What is expected => Could you extract every line from each of the items below, copied word for word, and leave the pictures out of your answer?

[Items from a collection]
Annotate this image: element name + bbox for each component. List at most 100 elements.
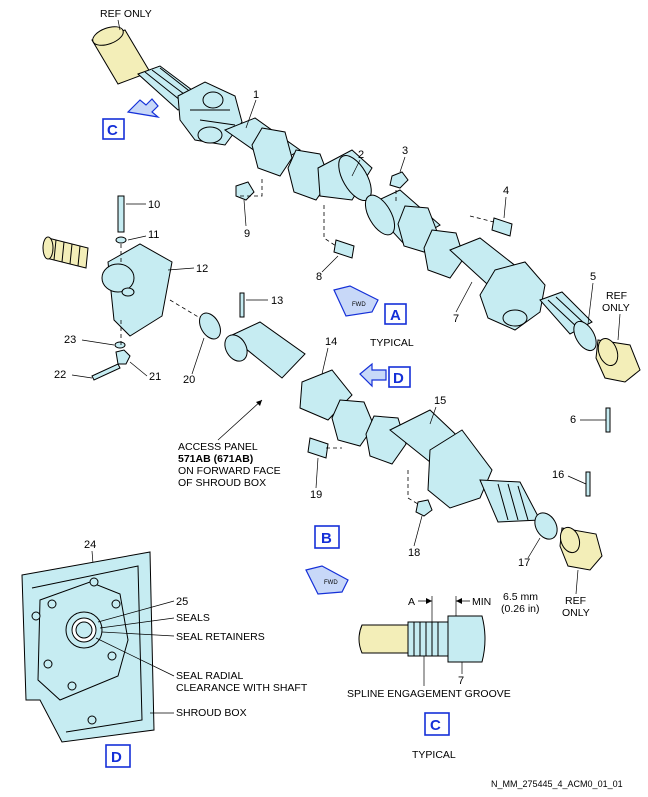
view-c-arrow	[126, 98, 161, 118]
view-box-b-label: B	[321, 530, 332, 547]
detail-c-spline: A MIN 6.5 mm (0.26 in) SPLINE ENGAGEMENT…	[347, 591, 540, 761]
fwd-label-a: FWD	[352, 302, 366, 308]
fwd-label-b: FWD	[324, 580, 338, 586]
dimension-min-label: MIN	[472, 596, 491, 608]
callout-1: 1	[253, 89, 259, 101]
view-box-c-top	[102, 118, 125, 140]
spline-shaft-ref-left	[42, 236, 89, 269]
spline-15	[479, 479, 541, 523]
callout-9: 9	[244, 228, 250, 240]
pin-16	[585, 471, 591, 497]
fwd-arrow-a	[333, 285, 379, 317]
callout-7: 7	[453, 313, 459, 325]
flange-1a	[251, 127, 293, 177]
view-box-b	[314, 525, 340, 549]
seals-label: SEALS	[176, 612, 210, 624]
callout-5: 5	[590, 271, 596, 283]
lower-shaft-assembly: D ACCESS PANEL 571AB (671AB) ON FORWARD …	[42, 195, 603, 619]
callout-6: 6	[570, 414, 576, 426]
bolt-4	[491, 217, 513, 237]
bolt-8	[333, 239, 355, 259]
boot-15	[427, 429, 493, 509]
nut-21	[115, 349, 131, 365]
view-box-c-top-label: C	[107, 122, 118, 139]
seal-ring-5	[573, 320, 597, 352]
flange-7b	[423, 229, 465, 279]
flange-15a	[365, 415, 407, 465]
seal-assembly	[65, 611, 103, 649]
bearing-housing-12	[101, 243, 173, 337]
seal-retainers-label: SEAL RETAINERS	[176, 631, 265, 643]
view-box-a	[384, 303, 407, 325]
drawing-id: N_MM_275445_4_ACM0_01_01	[491, 779, 623, 789]
callout-18: 18	[408, 547, 420, 559]
callout-15: 15	[434, 395, 446, 407]
access-panel-label-3: ON FORWARD FACE	[178, 465, 281, 477]
view-box-d-arrow-label: D	[393, 370, 404, 387]
access-panel-label-2: 571AB (671AB)	[178, 453, 253, 465]
callout-2: 2	[358, 149, 364, 161]
callout-23: 23	[64, 334, 76, 346]
callout-16: 16	[552, 469, 564, 481]
seal-17	[534, 512, 558, 540]
spline-hub-7	[447, 615, 486, 663]
spline-groove-label: SPLINE ENGAGEMENT GROOVE	[347, 688, 511, 700]
callout-12: 12	[196, 263, 208, 275]
dimension-a-label: A	[408, 596, 415, 608]
callout-19: 19	[310, 489, 322, 501]
callout-13: 13	[271, 295, 283, 307]
pin-13	[239, 292, 245, 318]
ref-only-label-right-1: REF	[606, 290, 627, 302]
ref-only-label-right-2: ONLY	[602, 302, 630, 314]
detail-d-shroud-box: SEALS SEAL RETAINERS SEAL RADIAL CLEARAN…	[21, 551, 308, 768]
callout-7-detail: 7	[458, 675, 464, 687]
view-box-d-arrow	[388, 366, 411, 388]
bolt-10	[117, 195, 125, 233]
ref-only-sleeve-bottom	[559, 526, 603, 571]
callout-8: 8	[316, 271, 322, 283]
seal-radial-label-1: SEAL RADIAL	[176, 670, 243, 682]
seal-20	[199, 312, 221, 340]
access-panel-label-4: OF SHROUD BOX	[178, 477, 266, 489]
nut-3	[389, 171, 409, 189]
washer-23	[114, 341, 126, 349]
bolt-19	[307, 437, 329, 459]
washer-11	[115, 236, 127, 244]
ref-only-label-top: REF ONLY	[100, 8, 152, 20]
universal-joint-bottom	[479, 261, 546, 331]
view-box-c-detail-label: C	[430, 717, 441, 734]
typical-label-c: TYPICAL	[412, 749, 456, 761]
ref-only-sleeve-right	[595, 337, 641, 383]
shroud-bolts	[31, 577, 121, 725]
typical-label-a: TYPICAL	[370, 337, 414, 349]
callout-4: 4	[503, 185, 509, 197]
callout-3: 3	[402, 145, 408, 157]
top-shaft-assembly: C FWD A TYPICAL REF ONLY REF ONLY	[91, 8, 641, 433]
callout-21: 21	[149, 371, 161, 383]
callout-25: 25	[176, 596, 188, 608]
pin-6	[605, 407, 611, 433]
pin-22	[91, 363, 121, 381]
view-box-a-label: A	[390, 307, 401, 324]
callout-22: 22	[54, 369, 66, 381]
ref-only-sleeve-top	[91, 26, 151, 85]
access-panel-leader	[217, 399, 263, 441]
ref-only-label-bottom-2: ONLY	[562, 607, 590, 619]
dimension-in-label: (0.26 in)	[501, 603, 540, 615]
callout-14: 14	[325, 336, 337, 348]
shroud-box-label: SHROUD BOX	[176, 707, 247, 719]
view-d-arrow	[359, 362, 387, 388]
callout-11: 11	[148, 229, 159, 241]
view-box-c-detail	[424, 712, 450, 736]
access-panel-label-1: ACCESS PANEL	[178, 441, 258, 453]
flange-14a	[331, 399, 375, 447]
shaft-14a	[229, 321, 306, 379]
view-box-d-detail-label: D	[111, 749, 122, 766]
seal-radial-label-2: CLEARANCE WITH SHAFT	[176, 682, 308, 694]
nut-9	[235, 181, 255, 201]
view-box-d-detail	[105, 744, 131, 768]
callout-24: 24	[84, 539, 96, 551]
ref-only-label-bottom-1: REF	[565, 595, 586, 607]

Response =>
Annotate this image: element name + bbox for each component. List at most 100 elements.
view-c-arrow	[126, 98, 161, 118]
view-box-b-label: B	[321, 530, 332, 547]
detail-c-spline: A MIN 6.5 mm (0.26 in) SPLINE ENGAGEMENT…	[347, 591, 540, 761]
fwd-label-a: FWD	[352, 302, 366, 308]
fwd-label-b: FWD	[324, 580, 338, 586]
dimension-min-label: MIN	[472, 596, 491, 608]
callout-1: 1	[253, 89, 259, 101]
view-box-c-top	[102, 118, 125, 140]
spline-shaft-ref-left	[42, 236, 89, 269]
spline-15	[479, 479, 541, 523]
callout-9: 9	[244, 228, 250, 240]
pin-16	[585, 471, 591, 497]
fwd-arrow-a	[333, 285, 379, 317]
callout-7: 7	[453, 313, 459, 325]
flange-1a	[251, 127, 293, 177]
view-box-b	[314, 525, 340, 549]
seals-label: SEALS	[176, 612, 210, 624]
callout-5: 5	[590, 271, 596, 283]
lower-shaft-assembly: D ACCESS PANEL 571AB (671AB) ON FORWARD …	[42, 195, 603, 619]
callout-6: 6	[570, 414, 576, 426]
bolt-4	[491, 217, 513, 237]
bolt-8	[333, 239, 355, 259]
boot-15	[427, 429, 493, 509]
nut-21	[115, 349, 131, 365]
view-box-c-top-label: C	[107, 122, 118, 139]
seal-ring-5	[573, 320, 597, 352]
flange-7b	[423, 229, 465, 279]
flange-15a	[365, 415, 407, 465]
seal-assembly	[65, 611, 103, 649]
bearing-housing-12	[101, 243, 173, 337]
seal-retainers-label: SEAL RETAINERS	[176, 631, 265, 643]
view-box-a	[384, 303, 407, 325]
drawing-id: N_MM_275445_4_ACM0_01_01	[491, 779, 623, 789]
callout-18: 18	[408, 547, 420, 559]
callout-15: 15	[434, 395, 446, 407]
access-panel-label-3: ON FORWARD FACE	[178, 465, 281, 477]
view-box-d-arrow-label: D	[393, 370, 404, 387]
access-panel-label-2: 571AB (671AB)	[178, 453, 253, 465]
callout-2: 2	[358, 149, 364, 161]
callout-23: 23	[64, 334, 76, 346]
callout-16: 16	[552, 469, 564, 481]
seal-17	[534, 512, 558, 540]
spline-hub-7	[447, 615, 486, 663]
spline-groove-label: SPLINE ENGAGEMENT GROOVE	[347, 688, 511, 700]
callout-12: 12	[196, 263, 208, 275]
dimension-a-label: A	[408, 596, 415, 608]
callout-19: 19	[310, 489, 322, 501]
callout-13: 13	[271, 295, 283, 307]
pin-13	[239, 292, 245, 318]
ref-only-label-right-1: REF	[606, 290, 627, 302]
ref-only-label-right-2: ONLY	[602, 302, 630, 314]
detail-d-shroud-box: SEALS SEAL RETAINERS SEAL RADIAL CLEARAN…	[21, 551, 308, 768]
callout-7-detail: 7	[458, 675, 464, 687]
view-box-d-arrow	[388, 366, 411, 388]
bolt-10	[117, 195, 125, 233]
ref-only-sleeve-bottom	[559, 526, 603, 571]
callout-8: 8	[316, 271, 322, 283]
seal-radial-label-1: SEAL RADIAL	[176, 670, 243, 682]
seal-20	[199, 312, 221, 340]
access-panel-label-4: OF SHROUD BOX	[178, 477, 266, 489]
nut-3	[389, 171, 409, 189]
washer-23	[114, 341, 126, 349]
bolt-19	[307, 437, 329, 459]
washer-11	[115, 236, 127, 244]
ref-only-label-top: REF ONLY	[100, 8, 152, 20]
universal-joint-bottom	[479, 261, 546, 331]
view-box-c-detail-label: C	[430, 717, 441, 734]
typical-label-c: TYPICAL	[412, 749, 456, 761]
ref-only-sleeve-right	[595, 337, 641, 383]
shroud-bolts	[31, 577, 121, 725]
typical-label-a: TYPICAL	[370, 337, 414, 349]
callout-4: 4	[503, 185, 509, 197]
callout-3: 3	[402, 145, 408, 157]
top-shaft-assembly: C FWD A TYPICAL REF ONLY REF ONLY	[91, 8, 641, 433]
callout-21: 21	[149, 371, 161, 383]
callout-25: 25	[176, 596, 188, 608]
pin-6	[605, 407, 611, 433]
pin-22	[91, 363, 121, 381]
view-box-a-label: A	[390, 307, 401, 324]
callout-22: 22	[54, 369, 66, 381]
ref-only-sleeve-top	[91, 26, 151, 85]
access-panel-leader	[217, 399, 263, 441]
ref-only-label-bottom-2: ONLY	[562, 607, 590, 619]
dimension-in-label: (0.26 in)	[501, 603, 540, 615]
callout-14: 14	[325, 336, 337, 348]
shroud-box-label: SHROUD BOX	[176, 707, 247, 719]
view-d-arrow	[359, 362, 387, 388]
callout-11: 11	[148, 229, 159, 241]
view-box-c-detail	[424, 712, 450, 736]
access-panel-label-1: ACCESS PANEL	[178, 441, 258, 453]
flange-14a	[331, 399, 375, 447]
shaft-14a	[229, 321, 306, 379]
view-box-d-detail-label: D	[111, 749, 122, 766]
seal-radial-label-2: CLEARANCE WITH SHAFT	[176, 682, 308, 694]
nut-9	[235, 181, 255, 201]
view-box-d-detail	[105, 744, 131, 768]
callout-24: 24	[84, 539, 96, 551]
ref-only-label-bottom-1: REF	[565, 595, 586, 607]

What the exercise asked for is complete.